• EXERCISE INSTRUCTIONS: Could you repeat the records below exactly, leaving out any pictures?
[START DATASET EXTRACT]
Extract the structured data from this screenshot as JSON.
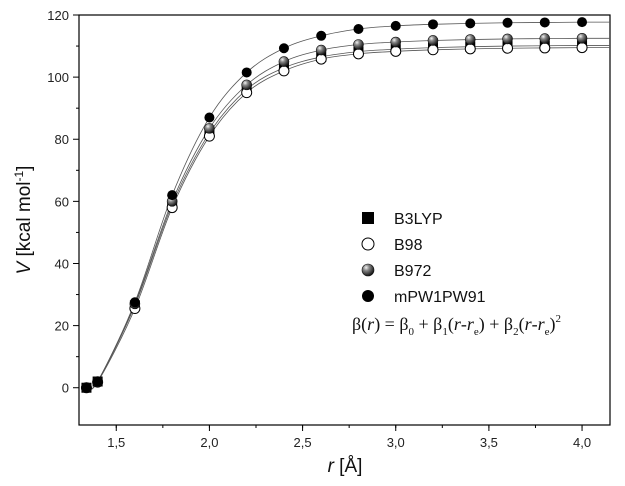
{
  "chart_data": {
    "type": "scatter",
    "xlabel_italic": "r",
    "xlabel_unit": " [Å]",
    "ylabel_italic": "V",
    "ylabel_unit": " [kcal mol",
    "ylabel_exp": "-1",
    "ylabel_close": "]",
    "xlim": [
      1.3,
      4.15
    ],
    "ylim": [
      -12,
      120
    ],
    "xticks": [
      1.5,
      2.0,
      2.5,
      3.0,
      3.5,
      4.0
    ],
    "xtick_labels": [
      "1,5",
      "2,0",
      "2,5",
      "3,0",
      "3,5",
      "4,0"
    ],
    "yticks": [
      0,
      20,
      40,
      60,
      80,
      100,
      120
    ],
    "ytick_labels": [
      "0",
      "20",
      "40",
      "60",
      "80",
      "100",
      "120"
    ],
    "grid": false,
    "legend_position": "middle-right",
    "x": [
      1.34,
      1.4,
      1.6,
      1.8,
      2.0,
      2.2,
      2.4,
      2.6,
      2.8,
      3.0,
      3.2,
      3.4,
      3.6,
      3.8,
      4.0
    ],
    "series": [
      {
        "name": "B3LYP",
        "marker": "filled-square",
        "values": [
          0,
          2,
          26.5,
          59,
          82,
          96,
          103,
          106.5,
          108.2,
          109,
          109.5,
          109.8,
          110,
          110.1,
          110.2
        ]
      },
      {
        "name": "B98",
        "marker": "open-circle",
        "values": [
          0,
          1.8,
          25.5,
          58,
          81,
          95,
          102,
          105.8,
          107.5,
          108.3,
          108.8,
          109.1,
          109.3,
          109.4,
          109.5
        ]
      },
      {
        "name": "B972",
        "marker": "shaded-sphere",
        "values": [
          0,
          2,
          27,
          60,
          83.5,
          97.5,
          105,
          108.7,
          110.5,
          111.3,
          111.8,
          112.1,
          112.3,
          112.4,
          112.5
        ]
      },
      {
        "name": "mPW1PW91",
        "marker": "filled-circle",
        "values": [
          0,
          2,
          27.5,
          62,
          87,
          101.5,
          109.3,
          113.3,
          115.5,
          116.5,
          117,
          117.3,
          117.5,
          117.6,
          117.7
        ]
      }
    ],
    "annotation": {
      "beta": "β",
      "open": "(",
      "r": "r",
      "eq": ") = ",
      "b0": "0",
      "plus": " + ",
      "b1": "1",
      "lp": "(",
      "minus": "-",
      "e": "e",
      "rp": ")",
      "b2": "2",
      "sq": "2"
    }
  }
}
[END DATASET EXTRACT]
• RESPONSE TO THIS EXERCISE:
Extract the structured data from this screenshot as JSON.
{
  "chart_data": {
    "type": "scatter",
    "xlabel_italic": "r",
    "xlabel_unit": " [Å]",
    "ylabel_italic": "V",
    "ylabel_unit": " [kcal mol",
    "ylabel_exp": "-1",
    "ylabel_close": "]",
    "xlim": [
      1.3,
      4.15
    ],
    "ylim": [
      -12,
      120
    ],
    "xticks": [
      1.5,
      2.0,
      2.5,
      3.0,
      3.5,
      4.0
    ],
    "xtick_labels": [
      "1,5",
      "2,0",
      "2,5",
      "3,0",
      "3,5",
      "4,0"
    ],
    "yticks": [
      0,
      20,
      40,
      60,
      80,
      100,
      120
    ],
    "ytick_labels": [
      "0",
      "20",
      "40",
      "60",
      "80",
      "100",
      "120"
    ],
    "grid": false,
    "legend_position": "middle-right",
    "x": [
      1.34,
      1.4,
      1.6,
      1.8,
      2.0,
      2.2,
      2.4,
      2.6,
      2.8,
      3.0,
      3.2,
      3.4,
      3.6,
      3.8,
      4.0
    ],
    "series": [
      {
        "name": "B3LYP",
        "marker": "filled-square",
        "values": [
          0,
          2,
          26.5,
          59,
          82,
          96,
          103,
          106.5,
          108.2,
          109,
          109.5,
          109.8,
          110,
          110.1,
          110.2
        ]
      },
      {
        "name": "B98",
        "marker": "open-circle",
        "values": [
          0,
          1.8,
          25.5,
          58,
          81,
          95,
          102,
          105.8,
          107.5,
          108.3,
          108.8,
          109.1,
          109.3,
          109.4,
          109.5
        ]
      },
      {
        "name": "B972",
        "marker": "shaded-sphere",
        "values": [
          0,
          2,
          27,
          60,
          83.5,
          97.5,
          105,
          108.7,
          110.5,
          111.3,
          111.8,
          112.1,
          112.3,
          112.4,
          112.5
        ]
      },
      {
        "name": "mPW1PW91",
        "marker": "filled-circle",
        "values": [
          0,
          2,
          27.5,
          62,
          87,
          101.5,
          109.3,
          113.3,
          115.5,
          116.5,
          117,
          117.3,
          117.5,
          117.6,
          117.7
        ]
      }
    ],
    "annotation": {
      "beta": "β",
      "open": "(",
      "r": "r",
      "eq": ") = ",
      "b0": "0",
      "plus": " + ",
      "b1": "1",
      "lp": "(",
      "minus": "-",
      "e": "e",
      "rp": ")",
      "b2": "2",
      "sq": "2"
    }
  }
}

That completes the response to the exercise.